**Set task**
Copy each line that contains the word "label".

**Data extract**
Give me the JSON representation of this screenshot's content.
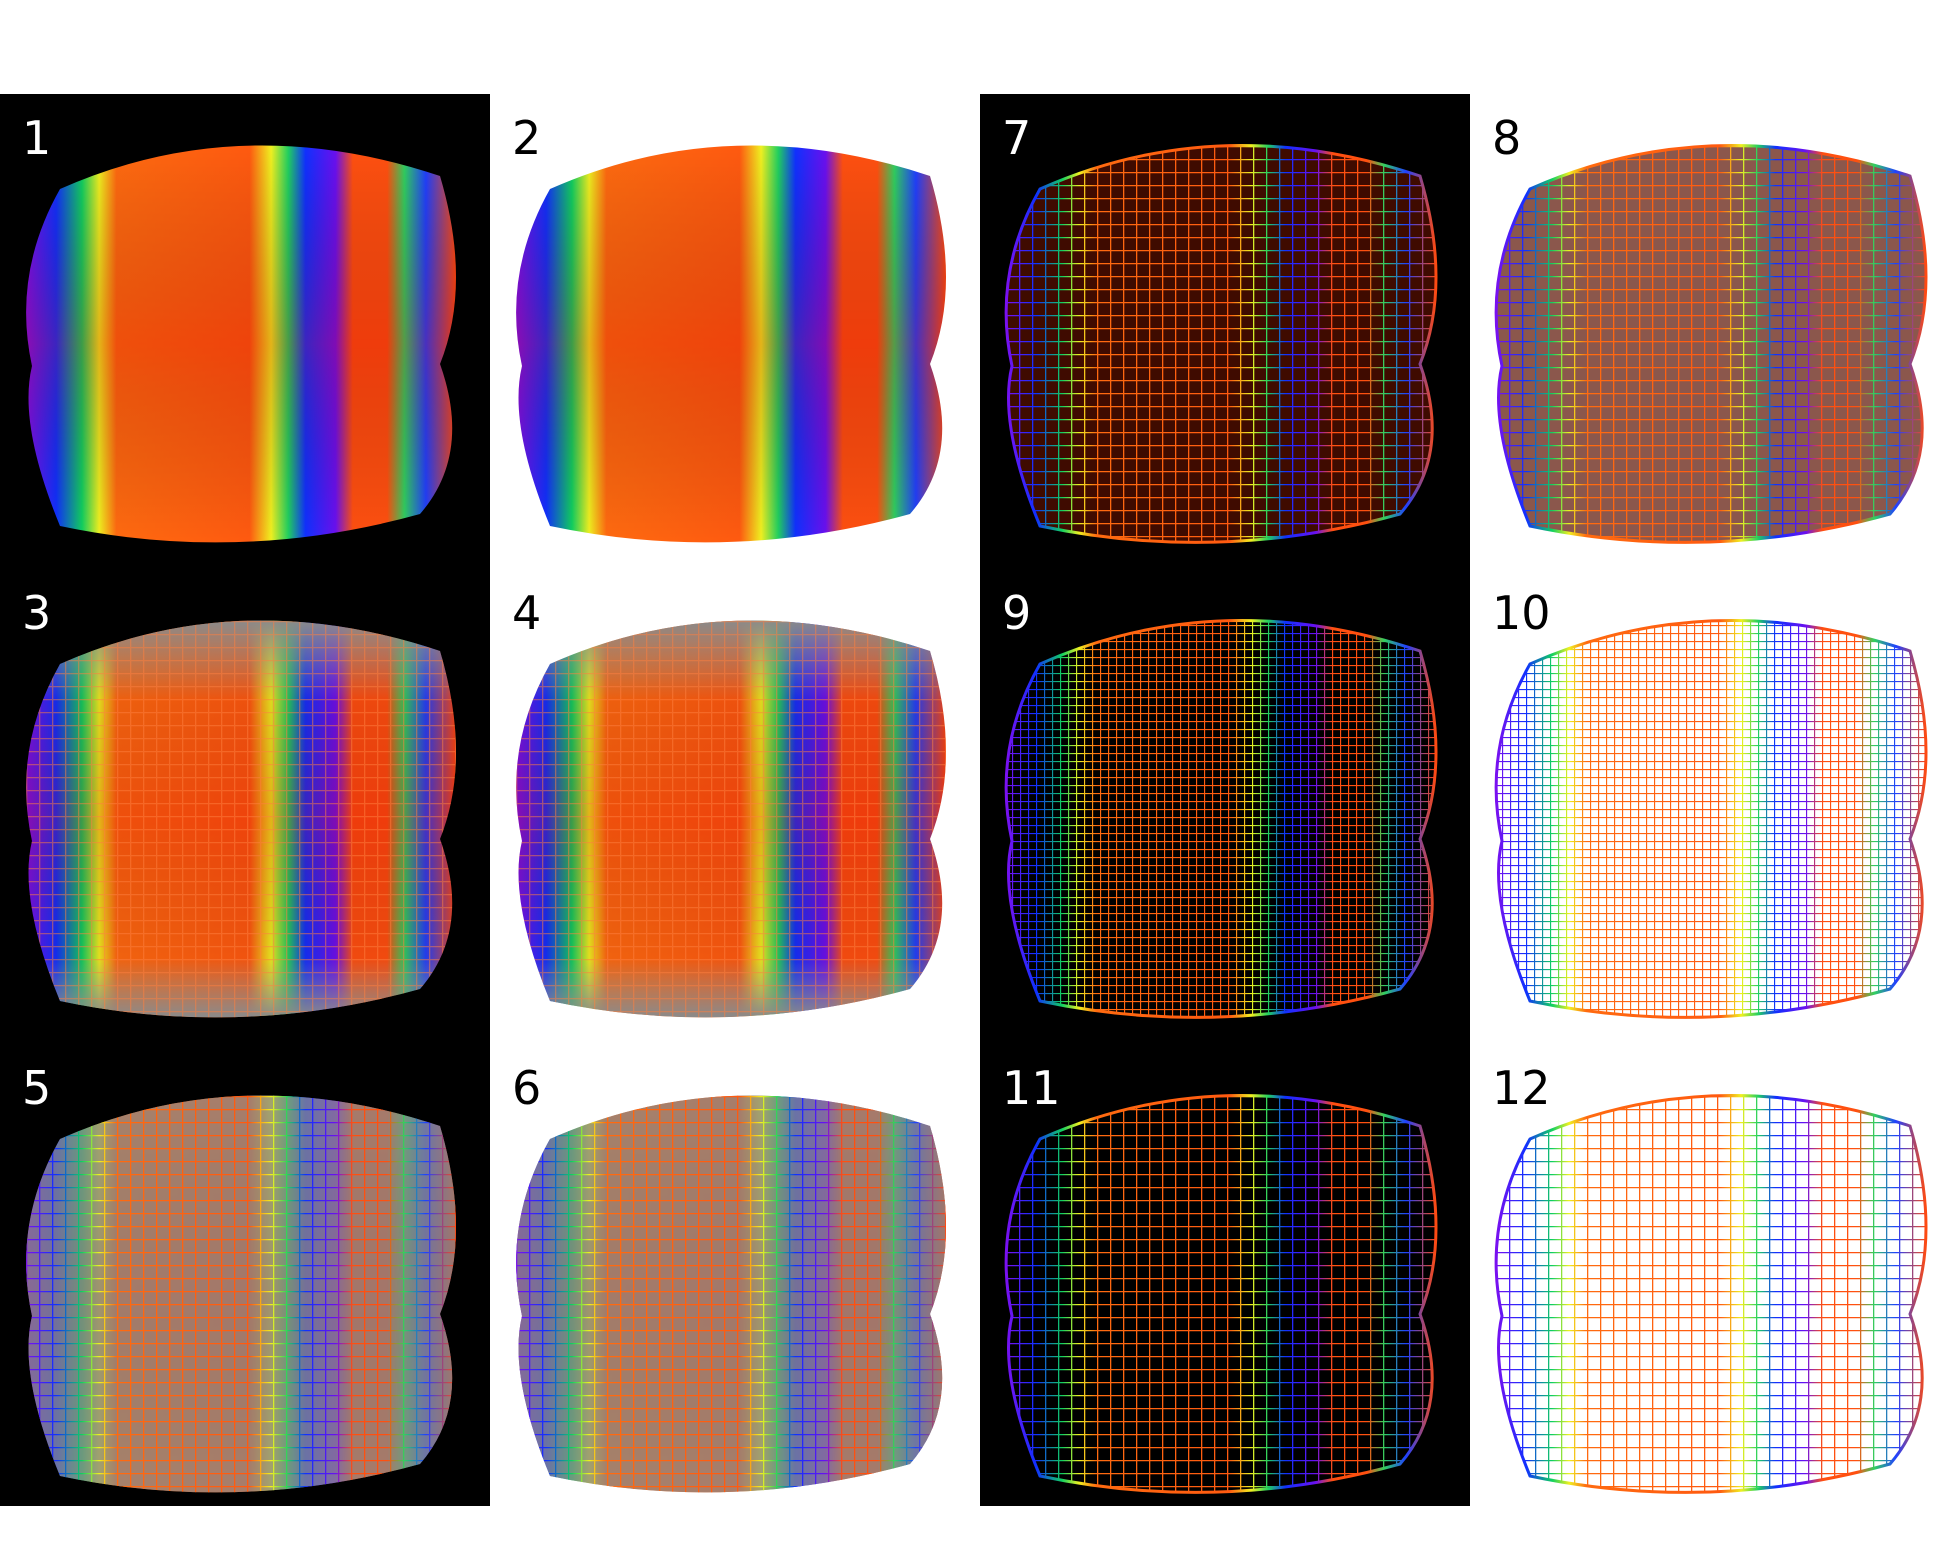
{
  "panels": [
    {
      "label": "1"
    },
    {
      "label": "2"
    },
    {
      "label": "3"
    },
    {
      "label": "4"
    },
    {
      "label": "5"
    },
    {
      "label": "6"
    },
    {
      "label": "7"
    },
    {
      "label": "8"
    },
    {
      "label": "9"
    },
    {
      "label": "10"
    },
    {
      "label": "11"
    },
    {
      "label": "12"
    }
  ]
}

**Response to the exercise**
      "label": "1"
      "label": "2"
      "label": "3"
      "label": "4"
      "label": "5"
      "label": "6"
      "label": "7"
      "label": "8"
      "label": "9"
      "label": "10"
      "label": "11"
      "label": "12"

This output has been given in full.